### [Aim of the task]
Copy every entry precisely.

Collected data entries
===============

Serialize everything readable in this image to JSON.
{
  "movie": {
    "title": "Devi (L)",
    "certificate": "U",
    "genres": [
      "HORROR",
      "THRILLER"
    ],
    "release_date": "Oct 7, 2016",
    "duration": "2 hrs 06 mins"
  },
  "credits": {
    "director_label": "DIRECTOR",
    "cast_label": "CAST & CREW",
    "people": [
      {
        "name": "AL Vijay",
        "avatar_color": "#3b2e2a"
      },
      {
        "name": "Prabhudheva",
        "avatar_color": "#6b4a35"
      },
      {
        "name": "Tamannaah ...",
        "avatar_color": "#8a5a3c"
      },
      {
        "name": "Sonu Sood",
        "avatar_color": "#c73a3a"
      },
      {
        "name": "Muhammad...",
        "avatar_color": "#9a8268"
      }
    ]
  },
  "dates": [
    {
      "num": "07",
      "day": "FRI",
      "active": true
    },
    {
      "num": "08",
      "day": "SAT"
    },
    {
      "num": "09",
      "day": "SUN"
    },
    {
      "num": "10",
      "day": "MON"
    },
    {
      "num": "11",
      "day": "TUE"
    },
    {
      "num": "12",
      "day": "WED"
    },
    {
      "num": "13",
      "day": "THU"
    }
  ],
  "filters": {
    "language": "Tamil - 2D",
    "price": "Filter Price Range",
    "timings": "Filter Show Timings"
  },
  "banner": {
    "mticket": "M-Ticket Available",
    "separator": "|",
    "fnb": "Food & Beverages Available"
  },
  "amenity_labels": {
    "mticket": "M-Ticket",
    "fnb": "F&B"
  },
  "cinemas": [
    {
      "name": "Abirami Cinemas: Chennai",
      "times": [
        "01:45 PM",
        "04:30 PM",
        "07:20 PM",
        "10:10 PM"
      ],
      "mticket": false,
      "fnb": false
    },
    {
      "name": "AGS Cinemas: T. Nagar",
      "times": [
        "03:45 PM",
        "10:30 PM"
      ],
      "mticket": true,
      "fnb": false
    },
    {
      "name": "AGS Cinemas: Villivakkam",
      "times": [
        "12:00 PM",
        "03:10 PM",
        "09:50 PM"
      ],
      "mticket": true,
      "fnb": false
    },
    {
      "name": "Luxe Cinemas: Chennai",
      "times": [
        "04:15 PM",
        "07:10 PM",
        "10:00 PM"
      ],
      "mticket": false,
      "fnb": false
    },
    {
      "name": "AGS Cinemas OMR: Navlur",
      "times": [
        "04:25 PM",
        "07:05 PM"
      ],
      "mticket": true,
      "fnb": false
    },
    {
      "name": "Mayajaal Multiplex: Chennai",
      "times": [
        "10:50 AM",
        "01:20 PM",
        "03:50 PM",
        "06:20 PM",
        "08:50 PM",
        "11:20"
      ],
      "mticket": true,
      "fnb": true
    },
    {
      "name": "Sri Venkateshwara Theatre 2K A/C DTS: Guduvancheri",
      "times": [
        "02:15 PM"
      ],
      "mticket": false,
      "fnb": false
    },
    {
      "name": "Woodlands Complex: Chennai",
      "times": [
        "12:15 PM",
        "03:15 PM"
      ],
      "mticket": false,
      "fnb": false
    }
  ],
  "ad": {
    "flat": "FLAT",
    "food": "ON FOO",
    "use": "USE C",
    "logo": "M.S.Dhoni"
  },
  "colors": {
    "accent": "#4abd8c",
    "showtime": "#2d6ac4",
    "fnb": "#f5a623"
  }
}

===============

### [Exercise response]
Serialize everything readable in this image to JSON.
{
  "movie": {
    "title": "Devi (L)",
    "certificate": "U",
    "genres": [
      "HORROR",
      "THRILLER"
    ],
    "release_date": "Oct 7, 2016",
    "duration": "2 hrs 06 mins"
  },
  "credits": {
    "director_label": "DIRECTOR",
    "cast_label": "CAST & CREW",
    "people": [
      {
        "name": "AL Vijay",
        "avatar_color": "#3b2e2a"
      },
      {
        "name": "Prabhudheva",
        "avatar_color": "#6b4a35"
      },
      {
        "name": "Tamannaah ...",
        "avatar_color": "#8a5a3c"
      },
      {
        "name": "Sonu Sood",
        "avatar_color": "#c73a3a"
      },
      {
        "name": "Muhammad...",
        "avatar_color": "#9a8268"
      }
    ]
  },
  "dates": [
    {
      "num": "07",
      "day": "FRI",
      "active": true
    },
    {
      "num": "08",
      "day": "SAT"
    },
    {
      "num": "09",
      "day": "SUN"
    },
    {
      "num": "10",
      "day": "MON"
    },
    {
      "num": "11",
      "day": "TUE"
    },
    {
      "num": "12",
      "day": "WED"
    },
    {
      "num": "13",
      "day": "THU"
    }
  ],
  "filters": {
    "language": "Tamil - 2D",
    "price": "Filter Price Range",
    "timings": "Filter Show Timings"
  },
  "banner": {
    "mticket": "M-Ticket Available",
    "separator": "|",
    "fnb": "Food & Beverages Available"
  },
  "amenity_labels": {
    "mticket": "M-Ticket",
    "fnb": "F&B"
  },
  "cinemas": [
    {
      "name": "Abirami Cinemas: Chennai",
      "times": [
        "01:45 PM",
        "04:30 PM",
        "07:20 PM",
        "10:10 PM"
      ],
      "mticket": false,
      "fnb": false
    },
    {
      "name": "AGS Cinemas: T. Nagar",
      "times": [
        "03:45 PM",
        "10:30 PM"
      ],
      "mticket": true,
      "fnb": false
    },
    {
      "name": "AGS Cinemas: Villivakkam",
      "times": [
        "12:00 PM",
        "03:10 PM",
        "09:50 PM"
      ],
      "mticket": true,
      "fnb": false
    },
    {
      "name": "Luxe Cinemas: Chennai",
      "times": [
        "04:15 PM",
        "07:10 PM",
        "10:00 PM"
      ],
      "mticket": false,
      "fnb": false
    },
    {
      "name": "AGS Cinemas OMR: Navlur",
      "times": [
        "04:25 PM",
        "07:05 PM"
      ],
      "mticket": true,
      "fnb": false
    },
    {
      "name": "Mayajaal Multiplex: Chennai",
      "times": [
        "10:50 AM",
        "01:20 PM",
        "03:50 PM",
        "06:20 PM",
        "08:50 PM",
        "11:20"
      ],
      "mticket": true,
      "fnb": true
    },
    {
      "name": "Sri Venkateshwara Theatre 2K A/C DTS: Guduvancheri",
      "times": [
        "02:15 PM"
      ],
      "mticket": false,
      "fnb": false
    },
    {
      "name": "Woodlands Complex: Chennai",
      "times": [
        "12:15 PM",
        "03:15 PM"
      ],
      "mticket": false,
      "fnb": false
    }
  ],
  "ad": {
    "flat": "FLAT",
    "food": "ON FOO",
    "use": "USE C",
    "logo": "M.S.Dhoni"
  },
  "colors": {
    "accent": "#4abd8c",
    "showtime": "#2d6ac4",
    "fnb": "#f5a623"
  }
}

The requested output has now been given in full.